━━━━━ Supplied data

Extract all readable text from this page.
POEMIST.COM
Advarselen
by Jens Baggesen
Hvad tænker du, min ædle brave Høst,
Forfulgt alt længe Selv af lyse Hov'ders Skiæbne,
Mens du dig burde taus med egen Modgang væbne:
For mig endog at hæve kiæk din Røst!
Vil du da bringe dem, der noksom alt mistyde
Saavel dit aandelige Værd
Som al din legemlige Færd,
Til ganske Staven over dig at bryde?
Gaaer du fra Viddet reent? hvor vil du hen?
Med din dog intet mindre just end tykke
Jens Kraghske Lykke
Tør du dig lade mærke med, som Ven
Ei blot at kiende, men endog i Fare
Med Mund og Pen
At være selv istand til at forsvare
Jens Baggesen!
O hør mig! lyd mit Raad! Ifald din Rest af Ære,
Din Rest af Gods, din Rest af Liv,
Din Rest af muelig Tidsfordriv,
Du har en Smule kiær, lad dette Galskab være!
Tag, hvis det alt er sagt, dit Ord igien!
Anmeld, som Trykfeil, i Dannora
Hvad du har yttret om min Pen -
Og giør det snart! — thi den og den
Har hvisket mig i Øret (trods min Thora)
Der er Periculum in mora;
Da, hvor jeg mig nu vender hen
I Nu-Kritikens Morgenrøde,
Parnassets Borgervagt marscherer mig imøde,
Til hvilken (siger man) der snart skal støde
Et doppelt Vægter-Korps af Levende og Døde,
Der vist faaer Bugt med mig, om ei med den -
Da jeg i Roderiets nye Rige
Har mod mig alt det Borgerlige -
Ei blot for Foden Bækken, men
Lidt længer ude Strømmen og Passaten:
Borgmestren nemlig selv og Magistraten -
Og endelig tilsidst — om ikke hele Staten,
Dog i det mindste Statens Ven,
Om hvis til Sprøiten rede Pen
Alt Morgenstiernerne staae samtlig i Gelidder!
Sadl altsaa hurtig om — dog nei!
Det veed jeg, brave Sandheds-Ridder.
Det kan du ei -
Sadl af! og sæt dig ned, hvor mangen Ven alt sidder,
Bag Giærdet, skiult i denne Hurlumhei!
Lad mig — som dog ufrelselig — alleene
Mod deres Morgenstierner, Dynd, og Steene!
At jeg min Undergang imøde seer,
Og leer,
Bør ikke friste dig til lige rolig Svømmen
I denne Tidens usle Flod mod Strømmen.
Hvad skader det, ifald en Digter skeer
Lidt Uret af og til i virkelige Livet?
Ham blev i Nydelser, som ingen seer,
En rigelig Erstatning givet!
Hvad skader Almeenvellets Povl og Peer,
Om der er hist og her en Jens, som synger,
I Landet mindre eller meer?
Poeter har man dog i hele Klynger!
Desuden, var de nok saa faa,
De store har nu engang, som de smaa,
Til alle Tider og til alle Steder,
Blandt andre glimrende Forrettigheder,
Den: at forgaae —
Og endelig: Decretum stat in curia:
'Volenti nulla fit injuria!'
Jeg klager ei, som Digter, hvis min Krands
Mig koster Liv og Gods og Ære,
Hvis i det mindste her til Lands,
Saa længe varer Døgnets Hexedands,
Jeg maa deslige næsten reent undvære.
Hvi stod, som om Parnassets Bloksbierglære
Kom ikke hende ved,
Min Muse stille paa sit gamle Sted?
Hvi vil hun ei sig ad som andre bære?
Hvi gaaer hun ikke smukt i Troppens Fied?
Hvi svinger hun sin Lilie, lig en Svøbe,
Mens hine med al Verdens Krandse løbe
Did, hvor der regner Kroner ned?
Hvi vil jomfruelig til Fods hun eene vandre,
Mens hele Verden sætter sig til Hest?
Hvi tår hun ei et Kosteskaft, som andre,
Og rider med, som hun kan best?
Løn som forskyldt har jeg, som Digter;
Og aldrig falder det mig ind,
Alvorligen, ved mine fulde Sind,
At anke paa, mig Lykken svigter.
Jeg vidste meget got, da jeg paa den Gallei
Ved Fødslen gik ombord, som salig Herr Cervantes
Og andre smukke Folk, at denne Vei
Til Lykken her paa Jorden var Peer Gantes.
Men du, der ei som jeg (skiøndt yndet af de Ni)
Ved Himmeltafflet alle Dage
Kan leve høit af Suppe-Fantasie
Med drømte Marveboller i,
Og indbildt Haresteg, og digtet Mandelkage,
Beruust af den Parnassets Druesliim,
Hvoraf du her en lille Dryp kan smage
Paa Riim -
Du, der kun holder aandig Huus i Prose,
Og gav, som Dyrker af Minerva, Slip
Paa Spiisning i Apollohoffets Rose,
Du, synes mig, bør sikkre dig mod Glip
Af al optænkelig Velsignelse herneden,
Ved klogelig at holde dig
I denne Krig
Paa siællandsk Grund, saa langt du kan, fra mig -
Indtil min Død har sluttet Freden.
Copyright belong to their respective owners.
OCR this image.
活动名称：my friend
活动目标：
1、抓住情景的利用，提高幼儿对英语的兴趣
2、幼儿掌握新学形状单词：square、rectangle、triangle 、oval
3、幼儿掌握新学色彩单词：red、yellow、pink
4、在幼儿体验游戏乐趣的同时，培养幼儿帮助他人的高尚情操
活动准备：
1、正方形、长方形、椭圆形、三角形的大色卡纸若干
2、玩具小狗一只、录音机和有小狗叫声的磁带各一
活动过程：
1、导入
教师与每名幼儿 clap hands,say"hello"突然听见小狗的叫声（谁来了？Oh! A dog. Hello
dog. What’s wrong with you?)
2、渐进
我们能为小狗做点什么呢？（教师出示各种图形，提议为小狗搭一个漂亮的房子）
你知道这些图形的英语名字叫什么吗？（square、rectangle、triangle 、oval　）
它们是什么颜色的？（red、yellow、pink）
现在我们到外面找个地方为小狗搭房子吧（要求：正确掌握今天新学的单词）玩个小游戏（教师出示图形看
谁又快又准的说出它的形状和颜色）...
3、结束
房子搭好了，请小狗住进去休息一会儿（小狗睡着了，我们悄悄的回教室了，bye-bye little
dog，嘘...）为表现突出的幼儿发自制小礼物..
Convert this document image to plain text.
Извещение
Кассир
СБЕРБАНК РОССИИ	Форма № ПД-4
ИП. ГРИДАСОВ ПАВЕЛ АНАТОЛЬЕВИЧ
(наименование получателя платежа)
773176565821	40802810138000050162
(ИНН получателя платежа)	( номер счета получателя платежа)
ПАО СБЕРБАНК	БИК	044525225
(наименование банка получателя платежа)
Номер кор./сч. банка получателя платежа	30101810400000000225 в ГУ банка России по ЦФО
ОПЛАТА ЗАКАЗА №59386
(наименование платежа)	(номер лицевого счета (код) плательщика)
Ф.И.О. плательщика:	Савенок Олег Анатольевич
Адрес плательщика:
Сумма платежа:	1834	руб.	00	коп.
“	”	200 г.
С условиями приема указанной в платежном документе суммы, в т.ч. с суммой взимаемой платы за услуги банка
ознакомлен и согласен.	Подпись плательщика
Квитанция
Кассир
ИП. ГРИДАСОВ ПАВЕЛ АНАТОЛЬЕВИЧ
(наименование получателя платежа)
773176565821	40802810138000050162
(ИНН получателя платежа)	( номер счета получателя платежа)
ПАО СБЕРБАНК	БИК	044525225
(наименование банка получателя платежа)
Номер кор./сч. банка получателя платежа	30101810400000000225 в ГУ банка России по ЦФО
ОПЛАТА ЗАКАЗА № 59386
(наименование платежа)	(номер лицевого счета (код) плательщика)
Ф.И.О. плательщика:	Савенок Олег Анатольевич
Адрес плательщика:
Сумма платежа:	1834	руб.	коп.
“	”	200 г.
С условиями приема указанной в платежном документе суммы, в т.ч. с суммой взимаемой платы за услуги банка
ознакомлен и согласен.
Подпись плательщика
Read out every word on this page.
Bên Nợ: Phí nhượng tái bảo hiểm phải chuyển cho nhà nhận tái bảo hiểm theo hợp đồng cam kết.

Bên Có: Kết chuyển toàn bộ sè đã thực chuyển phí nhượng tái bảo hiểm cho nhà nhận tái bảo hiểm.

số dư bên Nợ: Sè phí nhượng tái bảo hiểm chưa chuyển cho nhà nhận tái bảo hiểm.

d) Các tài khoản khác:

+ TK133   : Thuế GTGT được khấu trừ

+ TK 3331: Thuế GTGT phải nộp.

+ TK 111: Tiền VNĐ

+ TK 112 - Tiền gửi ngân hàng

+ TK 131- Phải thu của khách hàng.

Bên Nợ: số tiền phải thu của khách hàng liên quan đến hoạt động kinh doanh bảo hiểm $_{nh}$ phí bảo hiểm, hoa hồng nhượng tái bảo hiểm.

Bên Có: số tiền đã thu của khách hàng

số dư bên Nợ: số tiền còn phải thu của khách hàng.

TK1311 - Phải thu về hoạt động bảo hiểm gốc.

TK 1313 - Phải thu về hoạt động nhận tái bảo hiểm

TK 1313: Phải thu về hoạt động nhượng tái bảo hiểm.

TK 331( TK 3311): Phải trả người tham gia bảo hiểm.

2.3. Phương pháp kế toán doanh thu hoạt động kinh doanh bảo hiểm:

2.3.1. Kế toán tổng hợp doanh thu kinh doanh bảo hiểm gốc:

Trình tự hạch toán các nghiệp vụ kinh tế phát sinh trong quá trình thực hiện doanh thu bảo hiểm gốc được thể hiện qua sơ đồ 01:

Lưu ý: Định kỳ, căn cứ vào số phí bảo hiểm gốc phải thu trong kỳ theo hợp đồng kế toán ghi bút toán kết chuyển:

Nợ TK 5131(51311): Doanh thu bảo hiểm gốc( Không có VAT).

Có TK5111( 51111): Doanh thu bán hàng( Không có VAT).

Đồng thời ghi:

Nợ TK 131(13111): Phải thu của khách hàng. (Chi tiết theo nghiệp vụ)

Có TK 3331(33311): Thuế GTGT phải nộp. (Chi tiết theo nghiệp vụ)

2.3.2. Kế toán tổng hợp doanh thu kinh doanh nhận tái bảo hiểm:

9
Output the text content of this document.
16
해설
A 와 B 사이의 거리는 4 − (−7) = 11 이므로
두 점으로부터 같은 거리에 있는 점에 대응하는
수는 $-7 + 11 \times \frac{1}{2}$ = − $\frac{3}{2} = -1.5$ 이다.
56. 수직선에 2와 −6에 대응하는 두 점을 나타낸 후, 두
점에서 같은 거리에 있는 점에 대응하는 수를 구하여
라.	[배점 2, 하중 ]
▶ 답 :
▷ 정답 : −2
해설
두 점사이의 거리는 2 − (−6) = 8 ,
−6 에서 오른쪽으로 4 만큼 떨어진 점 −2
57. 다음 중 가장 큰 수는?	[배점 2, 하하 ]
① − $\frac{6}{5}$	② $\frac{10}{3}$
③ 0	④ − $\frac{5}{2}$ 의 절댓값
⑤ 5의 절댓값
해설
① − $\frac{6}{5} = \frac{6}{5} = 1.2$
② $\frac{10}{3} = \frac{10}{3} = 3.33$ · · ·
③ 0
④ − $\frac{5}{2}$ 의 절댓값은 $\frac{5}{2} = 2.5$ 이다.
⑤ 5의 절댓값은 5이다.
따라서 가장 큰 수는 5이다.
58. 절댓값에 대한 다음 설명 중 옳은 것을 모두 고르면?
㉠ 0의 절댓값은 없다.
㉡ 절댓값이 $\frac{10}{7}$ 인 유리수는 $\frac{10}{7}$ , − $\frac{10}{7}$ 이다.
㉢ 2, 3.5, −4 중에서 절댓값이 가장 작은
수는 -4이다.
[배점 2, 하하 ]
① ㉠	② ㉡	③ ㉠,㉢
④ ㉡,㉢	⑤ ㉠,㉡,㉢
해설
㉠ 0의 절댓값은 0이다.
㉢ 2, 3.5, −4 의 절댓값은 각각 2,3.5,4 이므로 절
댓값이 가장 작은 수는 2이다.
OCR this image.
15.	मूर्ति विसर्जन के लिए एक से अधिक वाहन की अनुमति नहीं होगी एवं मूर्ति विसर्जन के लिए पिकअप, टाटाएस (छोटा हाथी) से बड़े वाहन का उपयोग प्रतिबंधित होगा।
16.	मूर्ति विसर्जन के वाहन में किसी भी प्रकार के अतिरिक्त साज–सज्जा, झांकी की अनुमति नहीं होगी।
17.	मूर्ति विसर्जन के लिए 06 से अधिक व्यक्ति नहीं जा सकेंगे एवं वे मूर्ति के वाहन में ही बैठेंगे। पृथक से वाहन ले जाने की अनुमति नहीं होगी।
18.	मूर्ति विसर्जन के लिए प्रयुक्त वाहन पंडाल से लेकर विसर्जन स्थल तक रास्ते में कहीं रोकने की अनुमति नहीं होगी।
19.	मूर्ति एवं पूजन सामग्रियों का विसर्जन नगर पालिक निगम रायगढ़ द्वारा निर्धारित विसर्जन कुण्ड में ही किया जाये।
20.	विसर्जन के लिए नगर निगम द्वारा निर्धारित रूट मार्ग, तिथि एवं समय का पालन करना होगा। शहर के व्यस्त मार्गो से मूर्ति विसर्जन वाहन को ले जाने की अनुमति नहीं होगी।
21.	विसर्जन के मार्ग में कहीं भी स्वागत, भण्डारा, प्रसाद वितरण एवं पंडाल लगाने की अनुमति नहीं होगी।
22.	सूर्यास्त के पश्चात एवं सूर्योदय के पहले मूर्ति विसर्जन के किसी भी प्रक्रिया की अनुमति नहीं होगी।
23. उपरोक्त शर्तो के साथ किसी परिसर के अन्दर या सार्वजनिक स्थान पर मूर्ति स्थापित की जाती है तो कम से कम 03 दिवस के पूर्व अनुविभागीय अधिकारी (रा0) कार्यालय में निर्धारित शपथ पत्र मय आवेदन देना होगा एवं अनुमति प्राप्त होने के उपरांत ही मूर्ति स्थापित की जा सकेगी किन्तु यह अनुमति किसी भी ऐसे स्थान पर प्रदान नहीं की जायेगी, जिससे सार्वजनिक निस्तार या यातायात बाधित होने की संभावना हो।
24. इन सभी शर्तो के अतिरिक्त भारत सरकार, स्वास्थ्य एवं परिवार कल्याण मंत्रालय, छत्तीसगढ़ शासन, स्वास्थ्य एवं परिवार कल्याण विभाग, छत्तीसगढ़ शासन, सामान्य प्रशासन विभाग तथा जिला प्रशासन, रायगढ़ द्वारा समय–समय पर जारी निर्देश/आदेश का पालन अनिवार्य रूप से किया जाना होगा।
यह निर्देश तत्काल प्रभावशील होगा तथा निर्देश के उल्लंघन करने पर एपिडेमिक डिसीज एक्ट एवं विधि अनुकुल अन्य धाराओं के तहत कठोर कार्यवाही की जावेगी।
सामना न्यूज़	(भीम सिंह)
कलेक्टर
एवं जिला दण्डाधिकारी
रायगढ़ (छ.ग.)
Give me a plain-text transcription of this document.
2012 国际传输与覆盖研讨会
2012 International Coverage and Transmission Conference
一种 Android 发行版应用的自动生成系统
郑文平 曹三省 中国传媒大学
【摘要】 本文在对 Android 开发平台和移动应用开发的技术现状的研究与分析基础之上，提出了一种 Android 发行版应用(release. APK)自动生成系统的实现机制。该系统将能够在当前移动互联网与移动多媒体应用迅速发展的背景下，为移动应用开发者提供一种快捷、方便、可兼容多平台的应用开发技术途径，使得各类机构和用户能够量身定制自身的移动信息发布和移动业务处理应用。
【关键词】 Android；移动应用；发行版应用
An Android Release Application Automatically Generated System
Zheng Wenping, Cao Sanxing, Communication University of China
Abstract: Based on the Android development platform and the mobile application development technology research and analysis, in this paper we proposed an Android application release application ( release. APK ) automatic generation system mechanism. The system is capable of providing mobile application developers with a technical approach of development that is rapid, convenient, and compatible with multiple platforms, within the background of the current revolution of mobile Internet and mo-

━━━━━━━━━━

● **Your task**
Repeat the line containing "Give me a plain-text" and all subsequent lines through the final line of the data, exactly and with no others.

● **Task response**
Give me a plain-text transcription of this document.
2012 国际传输与覆盖研讨会
2012 International Coverage and Transmission Conference
一种 Android 发行版应用的自动生成系统
郑文平 曹三省 中国传媒大学
【摘要】 本文在对 Android 开发平台和移动应用开发的技术现状的研究与分析基础之上，提出了一种 Android 发行版应用(release. APK)自动生成系统的实现机制。该系统将能够在当前移动互联网与移动多媒体应用迅速发展的背景下，为移动应用开发者提供一种快捷、方便、可兼容多平台的应用开发技术途径，使得各类机构和用户能够量身定制自身的移动信息发布和移动业务处理应用。
【关键词】 Android；移动应用；发行版应用
An Android Release Application Automatically Generated System
Zheng Wenping, Cao Sanxing, Communication University of China
Abstract: Based on the Android development platform and the mobile application development technology research and analysis, in this paper we proposed an Android application release application ( release. APK ) automatic generation system mechanism. The system is capable of providing mobile application developers with a technical approach of development that is rapid, convenient, and compatible with multiple platforms, within the background of the current revolution of mobile Internet and mo-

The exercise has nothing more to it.